**Request**.
Your task is to transcribe the data in full.

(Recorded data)
****************

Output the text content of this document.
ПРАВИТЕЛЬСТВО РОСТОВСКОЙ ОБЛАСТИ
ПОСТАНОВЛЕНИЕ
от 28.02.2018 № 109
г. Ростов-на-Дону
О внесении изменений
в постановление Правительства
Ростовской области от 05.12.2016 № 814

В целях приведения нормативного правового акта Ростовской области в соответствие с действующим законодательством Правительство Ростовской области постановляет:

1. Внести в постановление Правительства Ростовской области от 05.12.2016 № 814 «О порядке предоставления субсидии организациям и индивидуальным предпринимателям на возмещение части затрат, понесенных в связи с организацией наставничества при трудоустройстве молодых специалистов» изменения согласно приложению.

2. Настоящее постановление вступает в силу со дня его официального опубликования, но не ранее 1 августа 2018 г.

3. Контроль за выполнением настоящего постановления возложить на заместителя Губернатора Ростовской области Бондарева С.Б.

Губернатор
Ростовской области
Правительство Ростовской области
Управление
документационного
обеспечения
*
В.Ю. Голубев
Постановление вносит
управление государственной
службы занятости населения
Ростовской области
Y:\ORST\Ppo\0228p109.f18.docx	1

****************

**Result below**.
Output the text content of this document.
ПРАВИТЕЛЬСТВО РОСТОВСКОЙ ОБЛАСТИ
ПОСТАНОВЛЕНИЕ
от 28.02.2018 № 109
г. Ростов-на-Дону
О внесении изменений
в постановление Правительства
Ростовской области от 05.12.2016 № 814

В целях приведения нормативного правового акта Ростовской области в соответствие с действующим законодательством Правительство Ростовской области постановляет:

1. Внести в постановление Правительства Ростовской области от 05.12.2016 № 814 «О порядке предоставления субсидии организациям и индивидуальным предпринимателям на возмещение части затрат, понесенных в связи с организацией наставничества при трудоустройстве молодых специалистов» изменения согласно приложению.

2. Настоящее постановление вступает в силу со дня его официального опубликования, но не ранее 1 августа 2018 г.

3. Контроль за выполнением настоящего постановления возложить на заместителя Губернатора Ростовской области Бондарева С.Б.

Губернатор
Ростовской области
Правительство Ростовской области
Управление
документационного
обеспечения
*
В.Ю. Голубев
Постановление вносит
управление государственной
службы занятости населения
Ростовской области
Y:\ORST\Ppo\0228p109.f18.docx	1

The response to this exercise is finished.